Set the data down again, exactly as it reads, but without the pictures.

START Task data

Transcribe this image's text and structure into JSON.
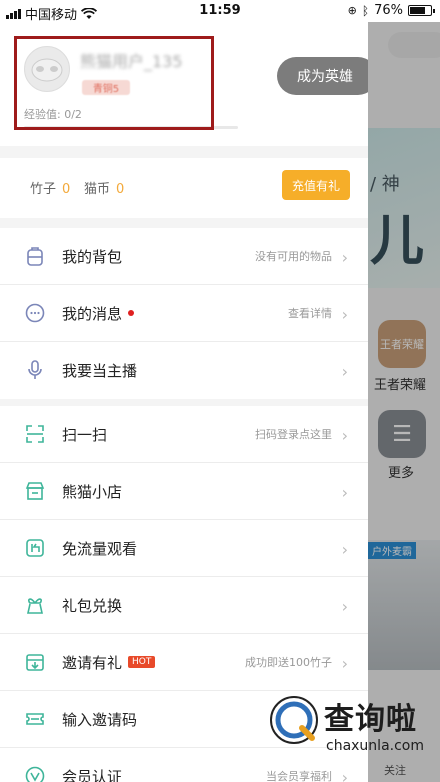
{
  "status_bar": {
    "carrier": "中国移动",
    "time": "11:59",
    "battery": "76%",
    "battery_level": 0.76
  },
  "profile": {
    "username": "熊猫用户_135",
    "level_badge": "青铜5",
    "exp_label": "经验值: 0/2",
    "exp_progress": 0,
    "hero_button": "成为英雄"
  },
  "wallet": {
    "bamboo_label": "竹子",
    "bamboo_value": "0",
    "coin_label": "猫币",
    "coin_value": "0",
    "recharge_button": "充值有礼"
  },
  "menu_group1": [
    {
      "label": "我的背包",
      "hint": "没有可用的物品",
      "icon": "backpack-icon"
    },
    {
      "label": "我的消息",
      "hint": "查看详情",
      "icon": "message-icon",
      "unread_dot": true
    },
    {
      "label": "我要当主播",
      "hint": "",
      "icon": "microphone-icon"
    }
  ],
  "menu_group2": [
    {
      "label": "扫一扫",
      "hint": "扫码登录点这里",
      "icon": "scan-icon"
    },
    {
      "label": "熊猫小店",
      "hint": "",
      "icon": "shop-icon"
    },
    {
      "label": "免流量观看",
      "hint": "",
      "icon": "free-data-icon"
    },
    {
      "label": "礼包兑换",
      "hint": "",
      "icon": "gift-icon"
    },
    {
      "label": "邀请有礼",
      "hint": "成功即送100竹子",
      "icon": "invite-icon",
      "badge": "HOT"
    },
    {
      "label": "输入邀请码",
      "hint": "",
      "icon": "ticket-icon"
    },
    {
      "label": "会员认证",
      "hint": "当会员享福利",
      "icon": "vip-icon"
    }
  ],
  "background": {
    "banner_text": "/ 神",
    "banner_char": "儿",
    "game_label": "王者荣耀",
    "game_icon_text": "王者荣耀",
    "more_label": "更多",
    "card_tag": "户外麦霸",
    "follow_label": "关注"
  },
  "watermark": {
    "name": "查询啦",
    "url": "chaxunla.com"
  },
  "colors": {
    "accent_green": "#3fb59a",
    "accent_orange": "#f6ae29",
    "highlight_red": "#9e1b1b"
  }
}
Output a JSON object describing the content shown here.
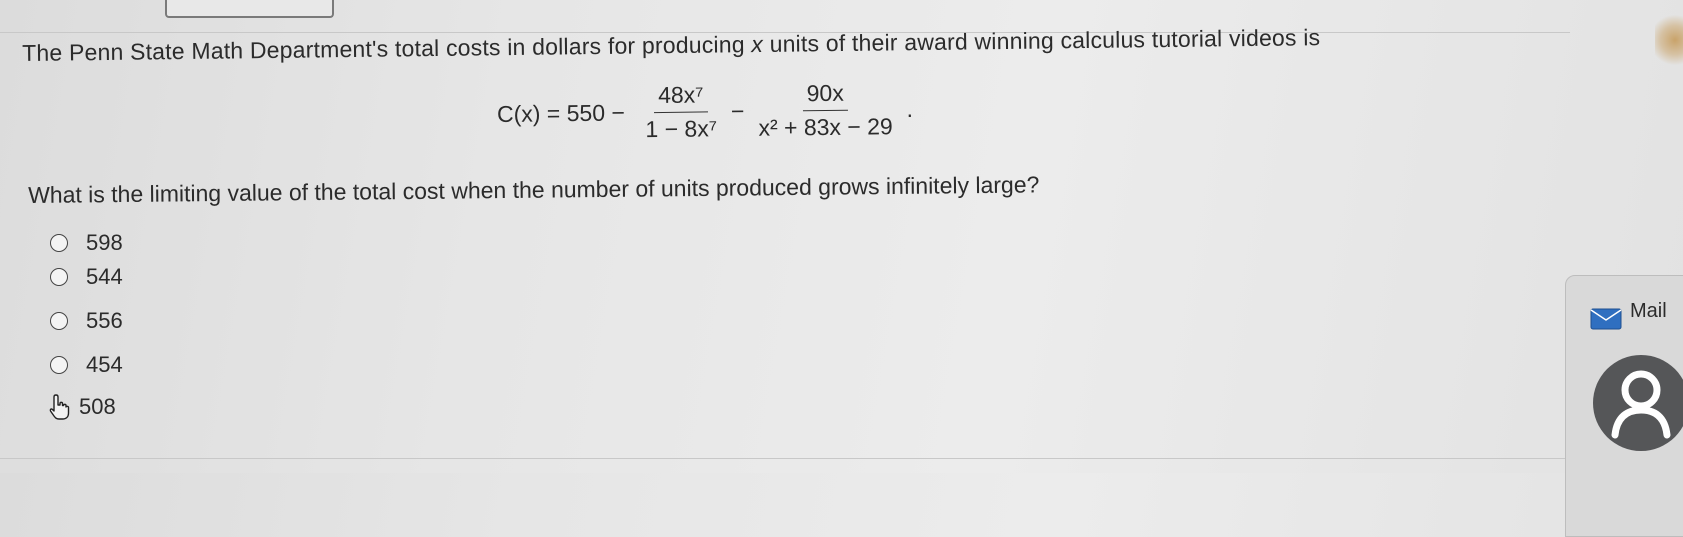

END Task data

*Full output*:
Transcribe this image's text and structure into JSON.
{
  "status_bar": {
    "carrier": "中国移动",
    "time": "11:59",
    "battery": "76%",
    "battery_level": 0.76
  },
  "profile": {
    "username": "熊猫用户_135",
    "level_badge": "青铜5",
    "exp_label": "经验值: 0/2",
    "exp_progress": 0,
    "hero_button": "成为英雄"
  },
  "wallet": {
    "bamboo_label": "竹子",
    "bamboo_value": "0",
    "coin_label": "猫币",
    "coin_value": "0",
    "recharge_button": "充值有礼"
  },
  "menu_group1": [
    {
      "label": "我的背包",
      "hint": "没有可用的物品",
      "icon": "backpack-icon"
    },
    {
      "label": "我的消息",
      "hint": "查看详情",
      "icon": "message-icon",
      "unread_dot": true
    },
    {
      "label": "我要当主播",
      "hint": "",
      "icon": "microphone-icon"
    }
  ],
  "menu_group2": [
    {
      "label": "扫一扫",
      "hint": "扫码登录点这里",
      "icon": "scan-icon"
    },
    {
      "label": "熊猫小店",
      "hint": "",
      "icon": "shop-icon"
    },
    {
      "label": "免流量观看",
      "hint": "",
      "icon": "free-data-icon"
    },
    {
      "label": "礼包兑换",
      "hint": "",
      "icon": "gift-icon"
    },
    {
      "label": "邀请有礼",
      "hint": "成功即送100竹子",
      "icon": "invite-icon",
      "badge": "HOT"
    },
    {
      "label": "输入邀请码",
      "hint": "",
      "icon": "ticket-icon"
    },
    {
      "label": "会员认证",
      "hint": "当会员享福利",
      "icon": "vip-icon"
    }
  ],
  "background": {
    "banner_text": "/ 神",
    "banner_char": "儿",
    "game_label": "王者荣耀",
    "game_icon_text": "王者荣耀",
    "more_label": "更多",
    "card_tag": "户外麦霸",
    "follow_label": "关注"
  },
  "watermark": {
    "name": "查询啦",
    "url": "chaxunla.com"
  },
  "colors": {
    "accent_green": "#3fb59a",
    "accent_orange": "#f6ae29",
    "highlight_red": "#9e1b1b"
  }
}
Output a JSON object describing the content shown here.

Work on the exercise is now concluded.